Aim of the exercise: Each line that holds the word "name" should be returned.

Extracted entries:
--- Begin ---

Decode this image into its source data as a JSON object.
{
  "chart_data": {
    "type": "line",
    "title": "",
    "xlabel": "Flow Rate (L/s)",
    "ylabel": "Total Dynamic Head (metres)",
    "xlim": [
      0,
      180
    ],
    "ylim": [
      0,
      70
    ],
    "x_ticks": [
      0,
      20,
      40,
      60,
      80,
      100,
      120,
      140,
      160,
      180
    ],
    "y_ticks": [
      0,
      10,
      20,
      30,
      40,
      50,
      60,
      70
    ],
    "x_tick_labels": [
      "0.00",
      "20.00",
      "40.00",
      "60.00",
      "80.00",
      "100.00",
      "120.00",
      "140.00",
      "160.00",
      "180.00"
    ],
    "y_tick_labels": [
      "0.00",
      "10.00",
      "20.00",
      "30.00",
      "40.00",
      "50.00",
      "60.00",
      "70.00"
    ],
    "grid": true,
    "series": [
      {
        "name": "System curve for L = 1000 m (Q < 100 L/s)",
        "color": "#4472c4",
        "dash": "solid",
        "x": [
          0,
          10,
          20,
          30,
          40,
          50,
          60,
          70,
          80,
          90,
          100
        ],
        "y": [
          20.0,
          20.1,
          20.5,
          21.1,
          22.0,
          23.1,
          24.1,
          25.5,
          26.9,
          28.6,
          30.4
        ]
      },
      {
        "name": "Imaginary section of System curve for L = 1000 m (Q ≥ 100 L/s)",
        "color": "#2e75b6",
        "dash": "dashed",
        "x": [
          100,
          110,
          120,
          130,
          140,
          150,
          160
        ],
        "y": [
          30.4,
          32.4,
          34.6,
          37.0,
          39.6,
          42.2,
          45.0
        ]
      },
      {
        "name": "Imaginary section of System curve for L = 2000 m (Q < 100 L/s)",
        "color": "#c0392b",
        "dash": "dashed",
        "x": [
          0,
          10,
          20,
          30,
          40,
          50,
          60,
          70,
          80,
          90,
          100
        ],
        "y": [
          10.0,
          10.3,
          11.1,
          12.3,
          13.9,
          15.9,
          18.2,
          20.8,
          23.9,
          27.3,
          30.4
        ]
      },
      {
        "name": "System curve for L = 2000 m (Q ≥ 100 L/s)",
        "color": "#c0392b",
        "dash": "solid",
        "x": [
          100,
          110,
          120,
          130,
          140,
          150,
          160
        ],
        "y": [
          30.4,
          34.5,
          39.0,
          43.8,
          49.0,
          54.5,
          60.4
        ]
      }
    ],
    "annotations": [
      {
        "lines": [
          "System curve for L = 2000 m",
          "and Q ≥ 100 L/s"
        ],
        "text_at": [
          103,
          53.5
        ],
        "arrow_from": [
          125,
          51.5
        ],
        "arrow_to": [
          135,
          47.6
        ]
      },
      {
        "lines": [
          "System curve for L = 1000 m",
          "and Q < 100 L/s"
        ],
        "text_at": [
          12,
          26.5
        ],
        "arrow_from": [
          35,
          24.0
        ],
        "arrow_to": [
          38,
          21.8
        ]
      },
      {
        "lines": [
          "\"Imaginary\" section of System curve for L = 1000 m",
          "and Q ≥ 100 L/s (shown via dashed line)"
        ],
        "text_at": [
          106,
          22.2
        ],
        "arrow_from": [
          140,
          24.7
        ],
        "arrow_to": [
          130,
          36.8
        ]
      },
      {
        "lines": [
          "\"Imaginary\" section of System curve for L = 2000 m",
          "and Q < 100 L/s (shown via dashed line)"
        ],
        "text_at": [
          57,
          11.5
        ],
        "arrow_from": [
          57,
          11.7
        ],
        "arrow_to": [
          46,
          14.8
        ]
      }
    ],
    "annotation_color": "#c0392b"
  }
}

--- End ---

Solution to the exercise:
        "name": "System curve for L = 1000 m (Q < 100 L/s)",
        "name": "Imaginary section of System curve for L = 1000 m (Q ≥ 100 L/s)",
        "name": "Imaginary section of System curve for L = 2000 m (Q < 100 L/s)",
        "name": "System curve for L = 2000 m (Q ≥ 100 L/s)",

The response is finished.